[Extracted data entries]
· · ·

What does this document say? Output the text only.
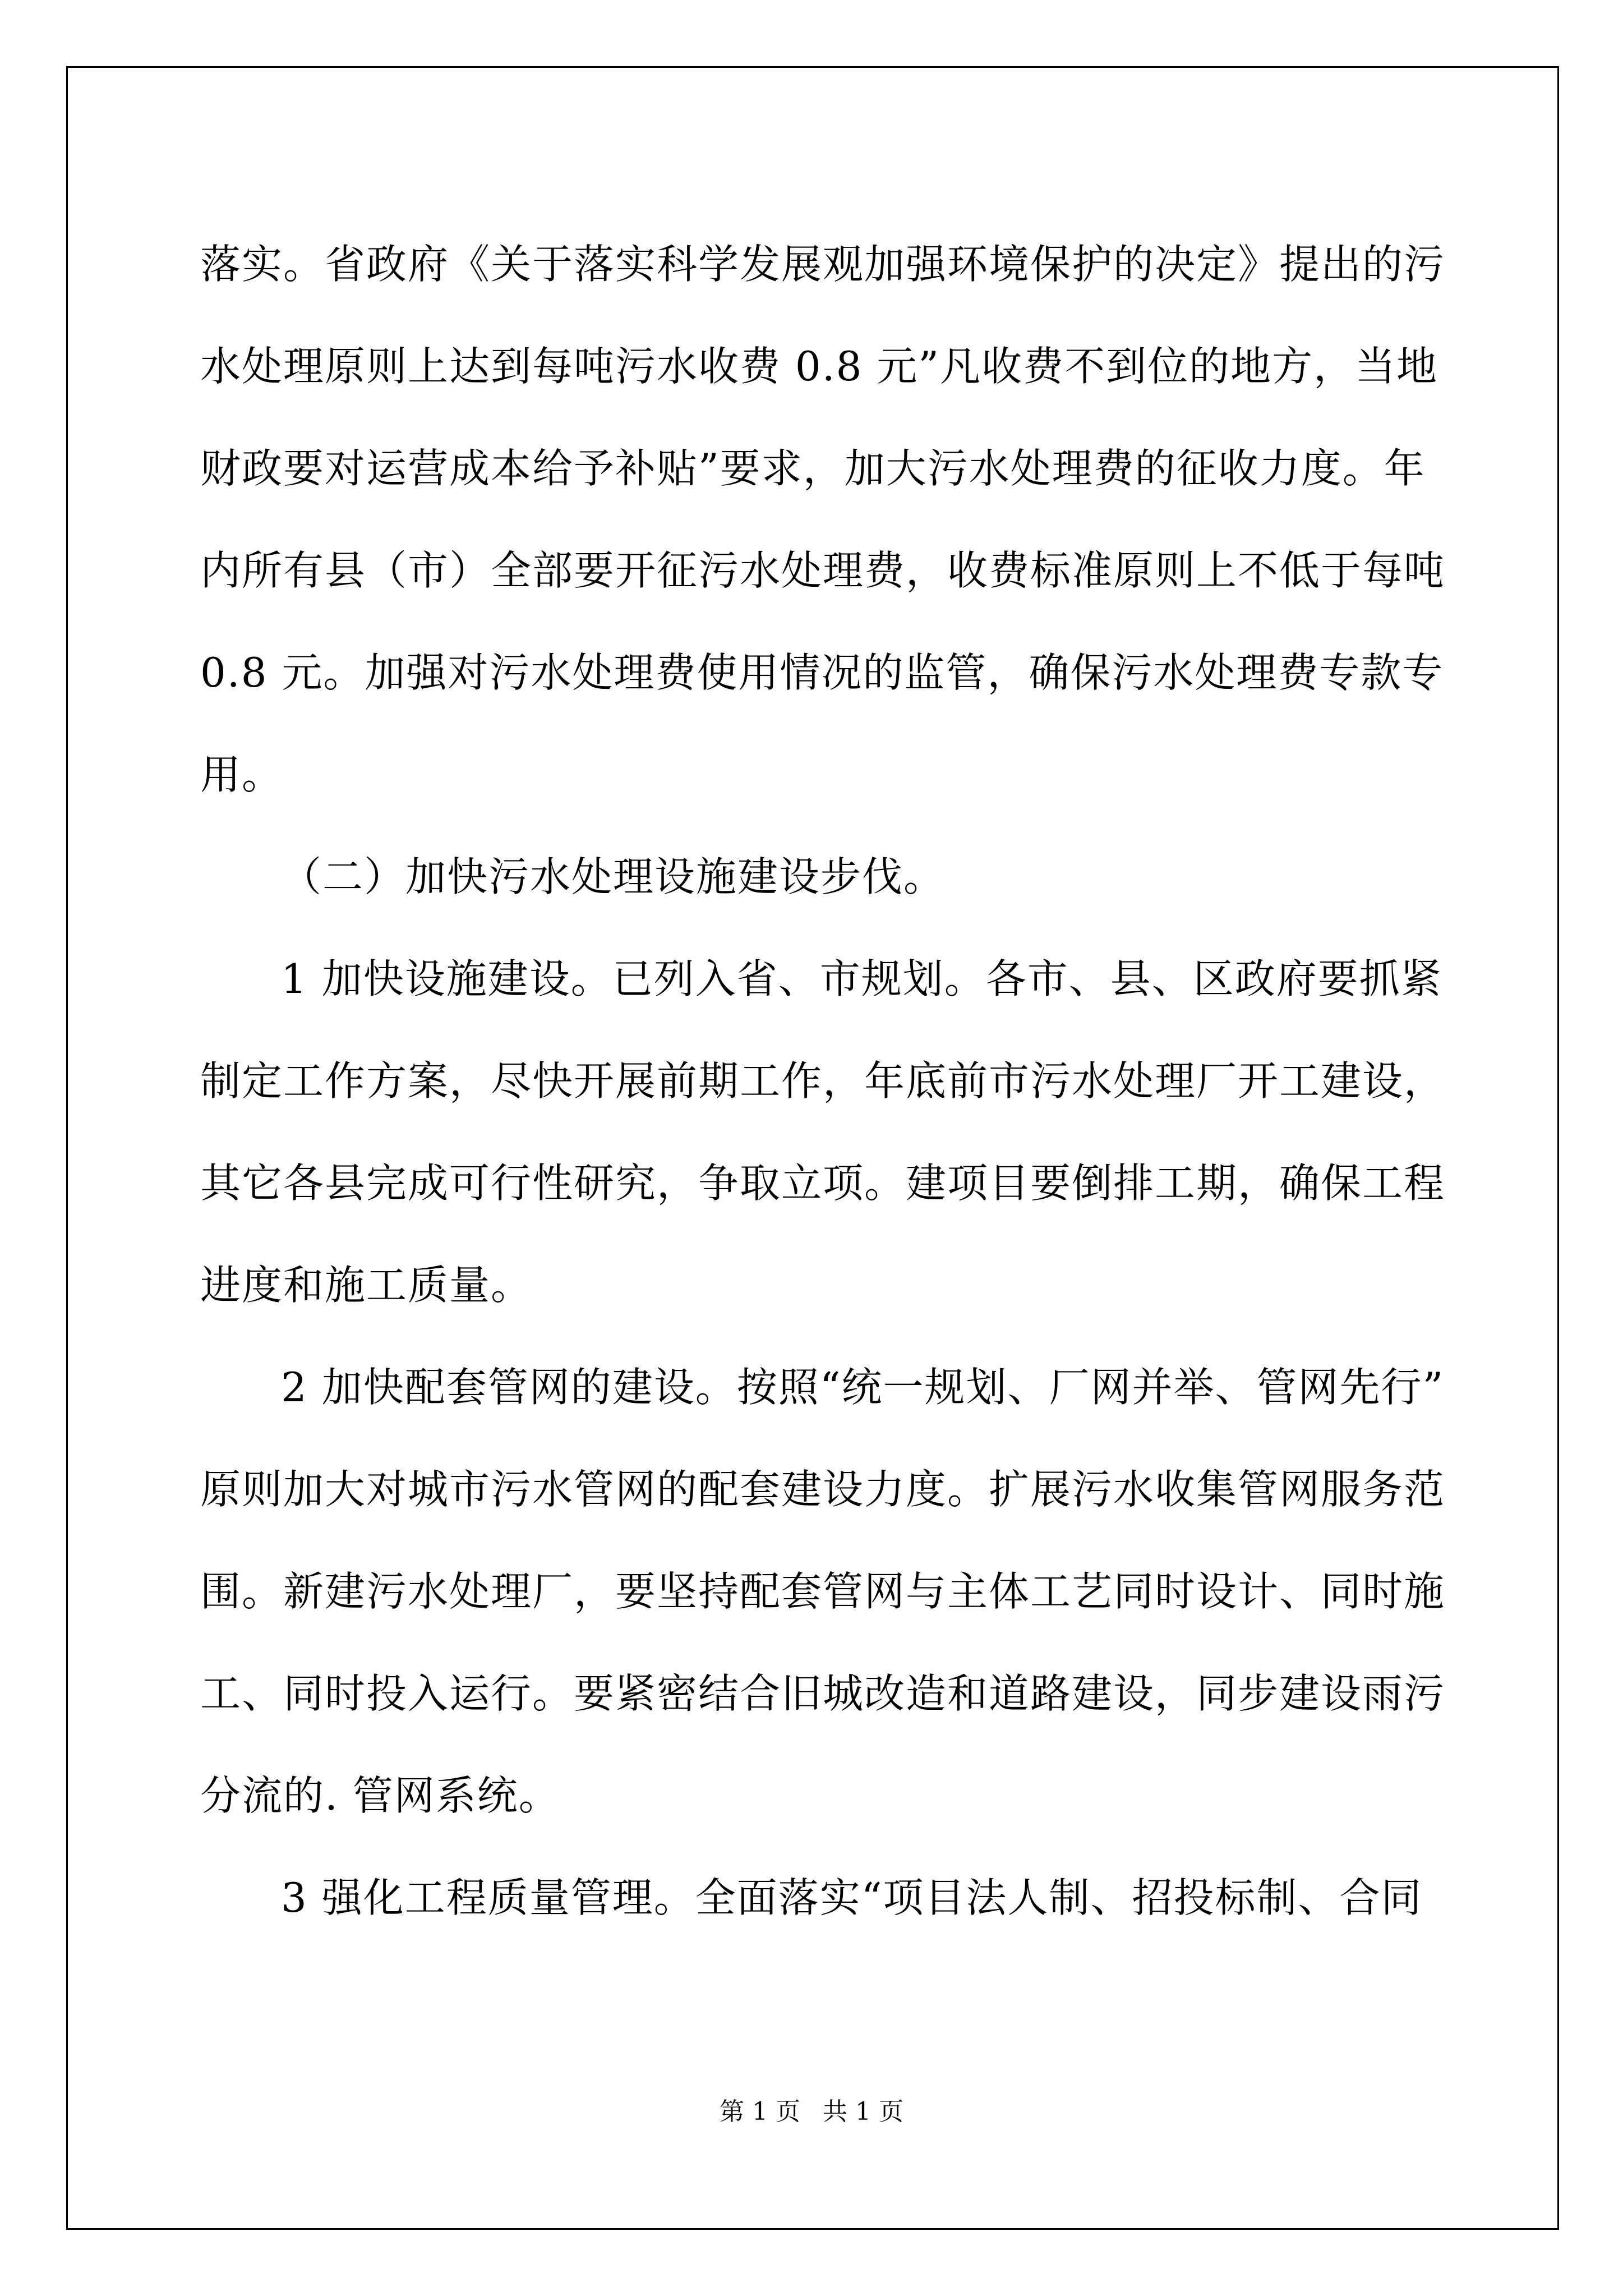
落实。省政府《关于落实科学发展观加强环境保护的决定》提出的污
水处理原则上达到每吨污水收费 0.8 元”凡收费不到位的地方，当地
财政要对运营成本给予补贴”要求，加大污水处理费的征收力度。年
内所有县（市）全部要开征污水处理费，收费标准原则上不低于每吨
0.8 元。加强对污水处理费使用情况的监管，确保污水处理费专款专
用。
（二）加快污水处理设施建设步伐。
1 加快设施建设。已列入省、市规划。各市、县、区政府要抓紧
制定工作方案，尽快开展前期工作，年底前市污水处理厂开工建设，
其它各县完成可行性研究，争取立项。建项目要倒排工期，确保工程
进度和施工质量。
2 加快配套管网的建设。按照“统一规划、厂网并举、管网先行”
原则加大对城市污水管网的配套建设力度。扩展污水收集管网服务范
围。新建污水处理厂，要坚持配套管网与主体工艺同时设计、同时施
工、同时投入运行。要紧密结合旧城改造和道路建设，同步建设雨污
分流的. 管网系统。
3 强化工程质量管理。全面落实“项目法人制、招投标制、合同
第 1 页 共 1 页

· · ·

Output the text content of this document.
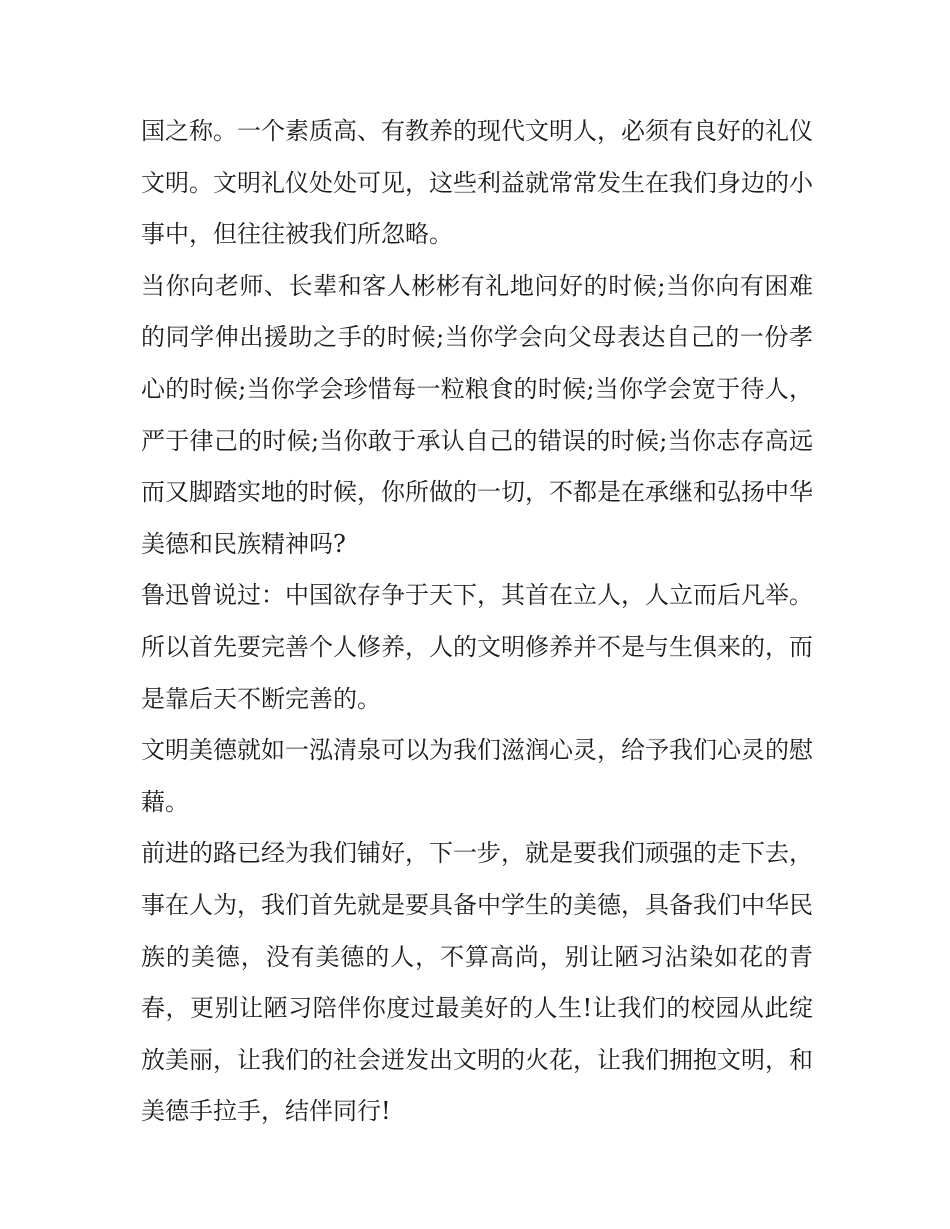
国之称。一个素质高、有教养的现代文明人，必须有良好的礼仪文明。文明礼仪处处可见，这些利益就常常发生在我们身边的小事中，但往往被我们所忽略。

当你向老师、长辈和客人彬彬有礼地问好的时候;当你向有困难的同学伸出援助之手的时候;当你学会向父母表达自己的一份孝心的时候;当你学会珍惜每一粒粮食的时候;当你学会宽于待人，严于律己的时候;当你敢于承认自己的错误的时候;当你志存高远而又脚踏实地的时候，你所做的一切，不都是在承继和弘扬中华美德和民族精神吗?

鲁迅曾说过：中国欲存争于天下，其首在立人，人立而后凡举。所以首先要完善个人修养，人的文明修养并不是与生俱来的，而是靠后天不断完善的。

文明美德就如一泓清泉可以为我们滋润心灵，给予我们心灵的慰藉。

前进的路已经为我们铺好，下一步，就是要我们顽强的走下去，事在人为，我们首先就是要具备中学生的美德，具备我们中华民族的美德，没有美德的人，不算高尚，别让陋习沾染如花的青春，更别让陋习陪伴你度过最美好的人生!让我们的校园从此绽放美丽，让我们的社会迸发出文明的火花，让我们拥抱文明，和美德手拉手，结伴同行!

· · ·

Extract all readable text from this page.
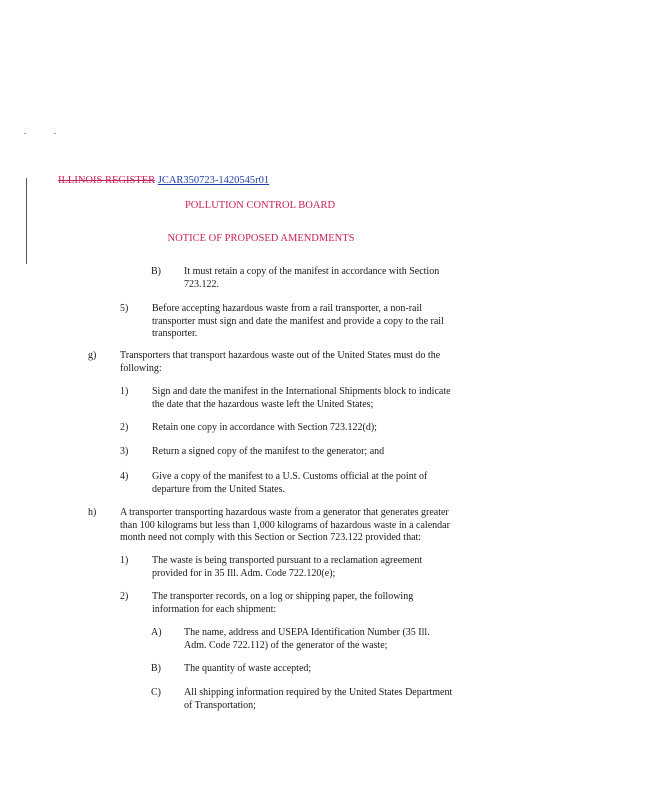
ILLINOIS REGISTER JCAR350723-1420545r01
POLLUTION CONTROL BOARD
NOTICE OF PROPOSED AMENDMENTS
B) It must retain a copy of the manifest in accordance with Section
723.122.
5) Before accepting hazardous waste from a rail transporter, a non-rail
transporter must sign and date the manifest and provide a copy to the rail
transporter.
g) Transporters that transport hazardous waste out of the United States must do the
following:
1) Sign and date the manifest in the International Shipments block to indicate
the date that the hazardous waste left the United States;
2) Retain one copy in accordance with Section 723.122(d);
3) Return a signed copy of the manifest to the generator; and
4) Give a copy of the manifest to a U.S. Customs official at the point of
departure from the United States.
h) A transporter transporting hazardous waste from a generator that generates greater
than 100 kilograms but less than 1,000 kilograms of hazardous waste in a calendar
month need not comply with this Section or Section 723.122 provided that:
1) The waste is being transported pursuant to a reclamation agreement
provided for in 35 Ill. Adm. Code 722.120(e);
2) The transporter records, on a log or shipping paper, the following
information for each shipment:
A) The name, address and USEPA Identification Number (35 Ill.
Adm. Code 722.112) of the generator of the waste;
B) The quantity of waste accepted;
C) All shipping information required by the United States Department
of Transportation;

· · ·

Pick out and copy every line that contains the word "Output".

_WORKED SOLUTION_
What does this document say? Output the text only.
Output the text content of this document.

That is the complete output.